EXERCÍCIOS -
1. Na coluna sobre a eleição em São Bernardo, para qual deputado federal parte dos votos bolsonaristas poderia se dirigir?
2. Prossiga a coluna sobre a eleição em São Bernardo a partir da última frase.

TRECHO -
Política

Morando vai esconder Doria
no confronto com Marinho?

DANIEL LIMA - 06/01/2020

Não sei quanto vale essa resposta hoje, porque hoje ainda está distante do amanhã eleitoral, mas pelo panorama atual o apoio do governador João Doria à reeleição de Orlando Morando em São Bernardo não é um bom negócio, além do já precificado em forma de laços consanguíneos tucanos.

O antagonismo de Doria ao presidente Jair Bolsonaro, que o carregou nas costas rumo ao cetro estadual, é um obstáculo e tanto. Há um cheiro de ingratidão e de oportunismo a conturbar o ambiente de centro e de direita, nichos do presidente da República e do governador do Estado.

Resta saber para onde irão os votos dos bolsonaristas em São Bernardo, já quem nem Orlando Morando nem Luiz Marinho os teriam. Serão votos nulos e em branco, senão de inadimplência eleitoral?

Sobraria a possibilidade de parte desses votos ganhar a direção do deputado federal Alex Manente. Entretanto, as últimas declarações do parlamentar não conduzem ao porto seguro de que respira competição. É verdade que pode ser um charme de quem diz que não vai mas acaba indo. Resolvido e por enquanto, Manente é um Ciro Gomes de votos.

E o deputado Manente?

LINHAS BRUTAS -
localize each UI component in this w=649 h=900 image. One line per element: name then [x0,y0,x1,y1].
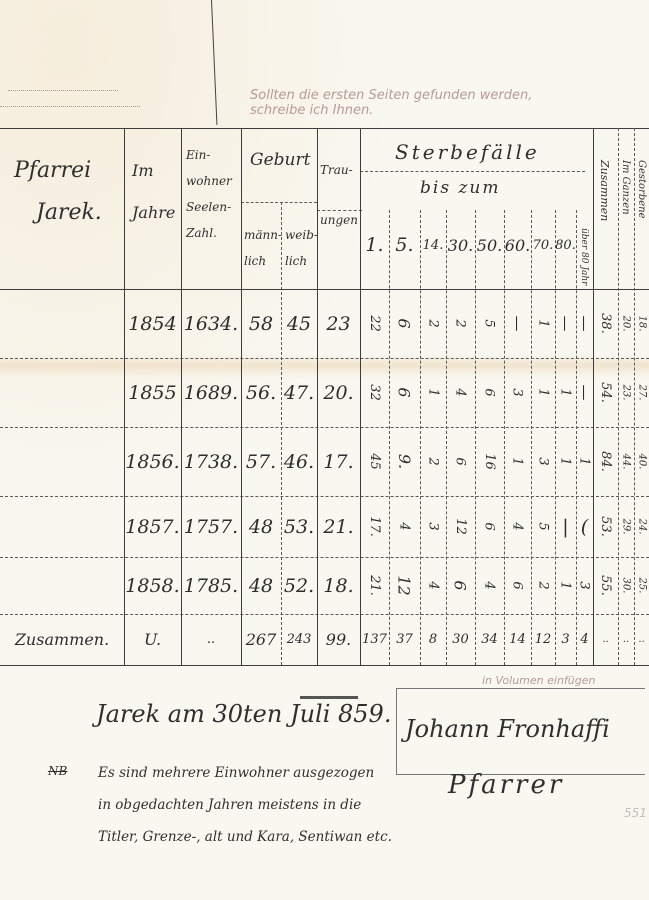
age-header-80: 80. [555,220,576,270]
cell-marriages: 17. [317,427,360,496]
cell-death-14: 3 [426,522,441,530]
signature-title: Pfarrer [448,770,564,800]
cell-death-5: 6 [395,387,414,397]
cell-population: 1757. [181,496,241,557]
cell-death-30: 12 [453,518,468,535]
cell-marriages: 18. [317,557,360,614]
header-parish-name: Jarek. [14,192,102,234]
footer-note-line: Es sind mehrere Einwohner ausgezogen [98,757,392,789]
totals-death-5: 37 [389,614,420,665]
totals-death-50: 34 [475,614,504,665]
pencil-note-signature: in Volumen einfügen [482,674,595,687]
totals-year: U. [124,614,181,665]
header-deaths-sub: bis zum [420,178,500,198]
header-extra-total: Zusammen [598,160,611,221]
age-header-60: 60. [504,220,531,270]
cell-death-14: 2 [426,319,441,327]
cell-death-1: 45 [367,453,382,470]
cell-death-1: 22 [367,315,382,332]
cell-death-60: 6 [510,581,525,589]
cell-year: 1856. [124,427,181,496]
totals-label: Zusammen. [0,614,124,665]
cell-marriages: 23 [317,289,360,358]
cell-extra-1: 44. [621,454,632,470]
cell-year: 1854 [124,289,181,358]
cell-death-1: 17. [367,516,382,537]
cell-death-30: 6 [451,580,470,590]
deaths-header-divider [360,171,585,172]
cell-death-60: — [508,316,527,332]
cell-births-male: 48 [241,557,281,614]
cell-death-over-80: 1 [577,457,592,465]
pencil-note-line: schreibe ich Ihnen. [250,103,532,118]
date-overline [300,696,358,699]
cell-births-female: 46. [281,427,317,496]
cell-population: 1785. [181,557,241,614]
age-header-70: 70. [531,220,555,270]
cell-extra-2: 27. [636,385,647,401]
cell-death-30: 4 [453,388,468,396]
cell-death-70: 1 [536,388,551,396]
totals-extra-2: .. [634,614,649,665]
header-line: Trau- [320,145,358,195]
cell-death-1: 21. [367,575,382,596]
cell-extra-2: 40. [636,454,647,470]
cell-death-5: 12 [395,575,414,595]
header-line: weib- [285,222,318,248]
totals-death-30: 30 [446,614,475,665]
cell-death-14: 4 [426,581,441,589]
cell-death-over-80: — [575,316,594,332]
cell-extra-2: 24. [636,519,647,535]
cell-death-30: 2 [453,319,468,327]
cell-death-80: 1 [558,388,573,396]
cell-death-14: 1 [426,388,441,396]
cell-death-over-80: — [575,385,594,401]
cell-extra-2: 18. [636,316,647,332]
cell-extra-2: 25. [636,578,647,594]
cell-death-70: 1 [536,319,551,327]
cell-births-female: 47. [281,358,317,427]
cell-births-male: 48 [241,496,281,557]
header-line: ungen [320,195,358,245]
header-line: lich [285,248,318,274]
births-header-divider [241,202,317,203]
header-line: männ- [244,222,282,248]
cell-death-50: 5 [482,319,497,327]
table-bottom-border [0,665,649,666]
cell-extra-1: 20. [621,316,632,332]
header-population-line: Seelen- [186,194,232,220]
footer-note: Es sind mehrere Einwohner ausgezogen in … [98,757,392,853]
page-number: 551 [624,806,647,820]
cell-death-14: 2 [426,457,441,465]
header-line: lich [244,248,282,274]
totals-marriages: 99. [317,614,360,665]
header-marriages: Trau- ungen [320,145,358,245]
totals-death-70: 12 [531,614,555,665]
totals-total: .. [593,614,618,665]
cell-births-female: 45 [281,289,317,358]
footer-note-line: Titler, Grenze-, alt und Kara, Sentiwan … [98,821,392,853]
cell-population: 1689. [181,358,241,427]
cell-extra-1: 30. [621,578,632,594]
age-header-50: 50. [475,220,504,270]
cell-death-70: 5 [536,522,551,530]
cell-death-50: 4 [482,581,497,589]
cell-death-60: 4 [510,522,525,530]
header-extra-deceased: Gestorbene [636,160,647,219]
header-births-female: weib- lich [285,222,318,274]
cell-death-30: 6 [453,457,468,465]
totals-births-male: 267 [241,614,281,665]
cell-death-50: 6 [482,388,497,396]
cell-death-60: 1 [510,457,525,465]
pencil-note-top: Sollten die ersten Seiten gefunden werde… [250,88,532,118]
cell-marriages: 21. [317,496,360,557]
age-header-30: 30. [446,220,475,270]
cell-births-male: 57. [241,427,281,496]
totals-death-14: 8 [420,614,446,665]
footer-note-line: in obgedachten Jahren meistens in die [98,789,392,821]
header-year-line: Im [132,150,175,192]
age-header-over-80: über 80 Jahr [579,228,589,284]
table-top-border [0,128,649,129]
cell-year: 1857. [124,496,181,557]
cell-births-male: 58 [241,289,281,358]
age-header-14: 14. [420,220,446,270]
cell-marriages: 20. [317,358,360,427]
cell-year: 1858. [124,557,181,614]
header-extra-all: Im Ganzen [620,160,631,215]
header-births-male: männ- lich [244,222,282,274]
pencil-note-line: Sollten die ersten Seiten gefunden werde… [250,88,532,103]
cell-death-5: 9. [395,454,414,469]
note-marker: NB [48,764,67,778]
cell-births-female: 53. [281,496,317,557]
cell-population: 1738. [181,427,241,496]
cell-extra-1: 29. [621,519,632,535]
totals-extra-1: .. [618,614,634,665]
totals-population: .. [181,614,241,665]
cell-death-5: 4 [397,522,412,530]
header-population-line: Zahl. [186,220,232,246]
header-parish: Pfarrei Jarek. [14,150,102,234]
cell-death-80: — [556,316,575,332]
cell-death-80: | [555,496,576,557]
ruled-dotted-line [0,106,140,107]
cell-year: 1855 [124,358,181,427]
place-date: Jarek am 30ten Juli 859. [96,700,391,728]
cell-death-over-80: 3 [577,581,592,589]
cell-population: 1634. [181,289,241,358]
cell-total: 53. [598,516,613,537]
cell-death-1: 32 [367,384,382,401]
header-population-line: Ein- [186,142,232,168]
cell-total: 84. [598,451,613,472]
signature-name: Johann Fronhaffi [405,715,610,743]
totals-death-80: 3 [555,614,576,665]
cell-death-5: 6 [395,318,414,328]
cell-death-80: 1 [558,581,573,589]
cell-death-80: 1 [558,457,573,465]
totals-death-over-80: 4 [576,614,593,665]
cell-death-70: 3 [536,457,551,465]
header-population: Ein- wohner Seelen- Zahl. [186,142,232,246]
totals-death-60: 14 [504,614,531,665]
totals-births-female: 243 [281,614,317,665]
totals-death-1: 137 [360,614,389,665]
age-header-1: 1. [360,220,389,270]
age-header-5: 5. [389,220,420,270]
header-year: Im Jahre [132,150,175,234]
cell-total: 54. [598,382,613,403]
header-population-line: wohner [186,168,232,194]
cell-births-male: 56. [241,358,281,427]
cell-births-female: 52. [281,557,317,614]
cell-death-70: 2 [536,581,551,589]
cell-death-over-80: ( [576,496,593,557]
header-deaths: Sterbefälle [395,140,540,164]
header-births: Geburt [250,150,310,170]
cell-total: 55. [598,575,613,596]
cell-total: 38. [598,313,613,334]
cell-extra-1: 23. [621,385,632,401]
ruled-dotted-line [8,90,118,91]
header-year-line: Jahre [132,192,175,234]
cell-death-50: 16 [482,453,497,470]
cell-death-50: 6 [482,522,497,530]
header-parish-label: Pfarrei [14,150,102,192]
cell-death-60: 3 [510,388,525,396]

RESPOSTAS ABAIXO -
1. Para o deputado federal Alex Manente.

2.
Ou seja: nem a direita, a centro-direita e o centro o querem ver prefeito com a intensidade que estaria reservada a Orlando Morando. E tampouco a esquerda, embora a centro-esquerda o tenha em conta. Será que isso se manteria em outubro com Manente concorrente? Seria Manente catalizador dos desertores bolsonaristas e do cansaço petista?

Não há dúvida de que o eleitorado de Jair Bolsonaro se contraiu após 12 meses de mandato. Fosse hoje a eleição presidencial, Bolsonaro não repetiria os 66,84% dos votos válidos no segundo turno presidencial do ano passado em São Bernardo. Provavelmente Fernando Haddad manteria os 33,16%.

Na disputa de segundo turno para governador, João Doria obteve 48,43% dos votos válidos. Perdeu para o socialista Márcio França, que registrou 51,57%. Dificilmente Doria repetiria os números de outubro de 2018. Tudo isso sempre em São Bernardo.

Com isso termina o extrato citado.